Reproduce each of the lines word for word.

◇ ◇ ◇ ◇ ◇ ◇ ◇

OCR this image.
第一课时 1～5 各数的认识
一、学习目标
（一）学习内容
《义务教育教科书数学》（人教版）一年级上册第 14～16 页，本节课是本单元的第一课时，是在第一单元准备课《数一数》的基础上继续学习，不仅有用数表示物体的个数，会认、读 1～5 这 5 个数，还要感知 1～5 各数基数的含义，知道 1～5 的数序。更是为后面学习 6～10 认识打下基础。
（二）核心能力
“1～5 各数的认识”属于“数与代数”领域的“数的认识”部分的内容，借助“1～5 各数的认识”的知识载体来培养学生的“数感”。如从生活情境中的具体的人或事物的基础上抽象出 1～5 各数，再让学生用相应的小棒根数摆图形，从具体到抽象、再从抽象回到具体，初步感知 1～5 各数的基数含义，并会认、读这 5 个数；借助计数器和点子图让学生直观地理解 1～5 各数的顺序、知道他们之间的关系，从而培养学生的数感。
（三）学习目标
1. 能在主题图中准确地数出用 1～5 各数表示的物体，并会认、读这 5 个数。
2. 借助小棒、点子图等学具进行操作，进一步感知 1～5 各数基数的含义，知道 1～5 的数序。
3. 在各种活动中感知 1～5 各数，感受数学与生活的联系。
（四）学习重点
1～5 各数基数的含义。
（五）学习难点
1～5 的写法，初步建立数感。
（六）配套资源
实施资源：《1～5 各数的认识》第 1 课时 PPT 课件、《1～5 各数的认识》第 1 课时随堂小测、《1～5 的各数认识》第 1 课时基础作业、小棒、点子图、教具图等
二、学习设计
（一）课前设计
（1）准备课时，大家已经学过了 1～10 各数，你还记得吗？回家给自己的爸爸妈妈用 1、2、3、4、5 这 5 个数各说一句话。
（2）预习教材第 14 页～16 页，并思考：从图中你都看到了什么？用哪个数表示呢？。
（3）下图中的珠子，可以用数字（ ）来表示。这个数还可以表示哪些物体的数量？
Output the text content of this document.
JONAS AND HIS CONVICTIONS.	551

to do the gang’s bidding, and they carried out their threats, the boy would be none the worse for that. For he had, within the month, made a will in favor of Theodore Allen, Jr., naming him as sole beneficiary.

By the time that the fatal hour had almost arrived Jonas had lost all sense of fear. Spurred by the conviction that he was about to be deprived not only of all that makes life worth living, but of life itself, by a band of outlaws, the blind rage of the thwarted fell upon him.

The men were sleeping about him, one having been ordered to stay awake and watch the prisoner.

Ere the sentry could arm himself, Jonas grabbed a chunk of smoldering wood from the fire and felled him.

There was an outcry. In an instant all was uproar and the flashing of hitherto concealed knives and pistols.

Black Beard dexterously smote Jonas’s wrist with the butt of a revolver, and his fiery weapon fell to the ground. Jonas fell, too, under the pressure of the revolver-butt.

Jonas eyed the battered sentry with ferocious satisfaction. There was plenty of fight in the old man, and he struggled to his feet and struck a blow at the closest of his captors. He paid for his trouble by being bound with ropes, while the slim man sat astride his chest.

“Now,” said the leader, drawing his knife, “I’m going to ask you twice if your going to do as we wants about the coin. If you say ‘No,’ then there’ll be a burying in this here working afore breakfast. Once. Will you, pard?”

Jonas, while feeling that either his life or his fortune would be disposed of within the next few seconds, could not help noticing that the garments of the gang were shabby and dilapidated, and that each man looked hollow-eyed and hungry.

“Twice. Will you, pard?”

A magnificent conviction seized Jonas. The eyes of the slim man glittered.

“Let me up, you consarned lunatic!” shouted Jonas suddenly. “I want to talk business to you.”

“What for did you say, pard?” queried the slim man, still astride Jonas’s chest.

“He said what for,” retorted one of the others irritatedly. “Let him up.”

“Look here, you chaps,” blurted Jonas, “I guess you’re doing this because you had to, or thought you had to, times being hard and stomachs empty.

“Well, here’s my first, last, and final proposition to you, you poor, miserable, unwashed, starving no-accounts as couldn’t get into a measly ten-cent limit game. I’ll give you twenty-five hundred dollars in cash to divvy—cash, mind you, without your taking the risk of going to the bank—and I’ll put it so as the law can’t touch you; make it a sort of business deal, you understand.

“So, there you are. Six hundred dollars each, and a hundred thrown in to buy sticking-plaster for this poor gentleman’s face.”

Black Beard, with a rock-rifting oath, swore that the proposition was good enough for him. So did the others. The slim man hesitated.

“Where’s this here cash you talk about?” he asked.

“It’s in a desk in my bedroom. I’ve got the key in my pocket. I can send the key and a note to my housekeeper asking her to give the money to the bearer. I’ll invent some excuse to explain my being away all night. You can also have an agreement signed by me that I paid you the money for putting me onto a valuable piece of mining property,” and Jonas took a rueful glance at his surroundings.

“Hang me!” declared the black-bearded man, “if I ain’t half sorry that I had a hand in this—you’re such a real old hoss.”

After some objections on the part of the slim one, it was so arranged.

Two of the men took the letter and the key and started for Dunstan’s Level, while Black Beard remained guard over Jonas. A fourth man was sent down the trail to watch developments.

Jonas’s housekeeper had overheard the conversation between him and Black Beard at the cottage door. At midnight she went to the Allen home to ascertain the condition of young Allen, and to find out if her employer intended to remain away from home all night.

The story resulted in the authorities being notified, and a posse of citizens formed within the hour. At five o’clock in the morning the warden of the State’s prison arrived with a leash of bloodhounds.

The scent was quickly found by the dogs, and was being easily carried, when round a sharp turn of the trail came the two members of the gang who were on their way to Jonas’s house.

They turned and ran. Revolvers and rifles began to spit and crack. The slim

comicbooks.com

◇ ◇ ◇ ◇ ◇ ◇ ◇

▶ Task response:
OCR this image.
第一课时 1～5 各数的认识
一、学习目标
（一）学习内容
《义务教育教科书数学》（人教版）一年级上册第 14～16 页，本节课是本单元的第一课时，是在第一单元准备课《数一数》的基础上继续学习，不仅有用数表示物体的个数，会认、读 1～5 这 5 个数，还要感知 1～5 各数基数的含义，知道 1～5 的数序。更是为后面学习 6～10 认识打下基础。
（二）核心能力
“1～5 各数的认识”属于“数与代数”领域的“数的认识”部分的内容，借助“1～5 各数的认识”的知识载体来培养学生的“数感”。如从生活情境中的具体的人或事物的基础上抽象出 1～5 各数，再让学生用相应的小棒根数摆图形，从具体到抽象、再从抽象回到具体，初步感知 1～5 各数的基数含义，并会认、读这 5 个数；借助计数器和点子图让学生直观地理解 1～5 各数的顺序、知道他们之间的关系，从而培养学生的数感。
（三）学习目标
1. 能在主题图中准确地数出用 1～5 各数表示的物体，并会认、读这 5 个数。
2. 借助小棒、点子图等学具进行操作，进一步感知 1～5 各数基数的含义，知道 1～5 的数序。
3. 在各种活动中感知 1～5 各数，感受数学与生活的联系。
（四）学习重点
1～5 各数基数的含义。
（五）学习难点
1～5 的写法，初步建立数感。
（六）配套资源
实施资源：《1～5 各数的认识》第 1 课时 PPT 课件、《1～5 各数的认识》第 1 课时随堂小测、《1～5 的各数认识》第 1 课时基础作业、小棒、点子图、教具图等
二、学习设计
（一）课前设计
（1）准备课时，大家已经学过了 1～10 各数，你还记得吗？回家给自己的爸爸妈妈用 1、2、3、4、5 这 5 个数各说一句话。
（2）预习教材第 14 页～16 页，并思考：从图中你都看到了什么？用哪个数表示呢？。
（3）下图中的珠子，可以用数字（ ）来表示。这个数还可以表示哪些物体的数量？
Output the text content of this document.
JONAS AND HIS CONVICTIONS.	551

to do the gang’s bidding, and they carried out their threats, the boy would be none the worse for that. For he had, within the month, made a will in favor of Theodore Allen, Jr., naming him as sole beneficiary.

By the time that the fatal hour had almost arrived Jonas had lost all sense of fear. Spurred by the conviction that he was about to be deprived not only of all that makes life worth living, but of life itself, by a band of outlaws, the blind rage of the thwarted fell upon him.

The men were sleeping about him, one having been ordered to stay awake and watch the prisoner.

Ere the sentry could arm himself, Jonas grabbed a chunk of smoldering wood from the fire and felled him.

There was an outcry. In an instant all was uproar and the flashing of hitherto concealed knives and pistols.

Black Beard dexterously smote Jonas’s wrist with the butt of a revolver, and his fiery weapon fell to the ground. Jonas fell, too, under the pressure of the revolver-butt.

Jonas eyed the battered sentry with ferocious satisfaction. There was plenty of fight in the old man, and he struggled to his feet and struck a blow at the closest of his captors. He paid for his trouble by being bound with ropes, while the slim man sat astride his chest.

“Now,” said the leader, drawing his knife, “I’m going to ask you twice if your going to do as we wants about the coin. If you say ‘No,’ then there’ll be a burying in this here working afore breakfast. Once. Will you, pard?”

Jonas, while feeling that either his life or his fortune would be disposed of within the next few seconds, could not help noticing that the garments of the gang were shabby and dilapidated, and that each man looked hollow-eyed and hungry.

“Twice. Will you, pard?”

A magnificent conviction seized Jonas. The eyes of the slim man glittered.

“Let me up, you consarned lunatic!” shouted Jonas suddenly. “I want to talk business to you.”

“What for did you say, pard?” queried the slim man, still astride Jonas’s chest.

“He said what for,” retorted one of the others irritatedly. “Let him up.”

“Look here, you chaps,” blurted Jonas, “I guess you’re doing this because you had to, or thought you had to, times being hard and stomachs empty.

“Well, here’s my first, last, and final proposition to you, you poor, miserable, unwashed, starving no-accounts as couldn’t get into a measly ten-cent limit game. I’ll give you twenty-five hundred dollars in cash to divvy—cash, mind you, without your taking the risk of going to the bank—and I’ll put it so as the law can’t touch you; make it a sort of business deal, you understand.

“So, there you are. Six hundred dollars each, and a hundred thrown in to buy sticking-plaster for this poor gentleman’s face.”

Black Beard, with a rock-rifting oath, swore that the proposition was good enough for him. So did the others. The slim man hesitated.

“Where’s this here cash you talk about?” he asked.

“It’s in a desk in my bedroom. I’ve got the key in my pocket. I can send the key and a note to my housekeeper asking her to give the money to the bearer. I’ll invent some excuse to explain my being away all night. You can also have an agreement signed by me that I paid you the money for putting me onto a valuable piece of mining property,” and Jonas took a rueful glance at his surroundings.

“Hang me!” declared the black-bearded man, “if I ain’t half sorry that I had a hand in this—you’re such a real old hoss.”

After some objections on the part of the slim one, it was so arranged.

Two of the men took the letter and the key and started for Dunstan’s Level, while Black Beard remained guard over Jonas. A fourth man was sent down the trail to watch developments.

Jonas’s housekeeper had overheard the conversation between him and Black Beard at the cottage door. At midnight she went to the Allen home to ascertain the condition of young Allen, and to find out if her employer intended to remain away from home all night.

The story resulted in the authorities being notified, and a posse of citizens formed within the hour. At five o’clock in the morning the warden of the State’s prison arrived with a leash of bloodhounds.

The scent was quickly found by the dogs, and was being easily carried, when round a sharp turn of the trail came the two members of the gang who were on their way to Jonas’s house.

They turned and ran. Revolvers and rifles began to spit and crack. The slim

comicbooks.com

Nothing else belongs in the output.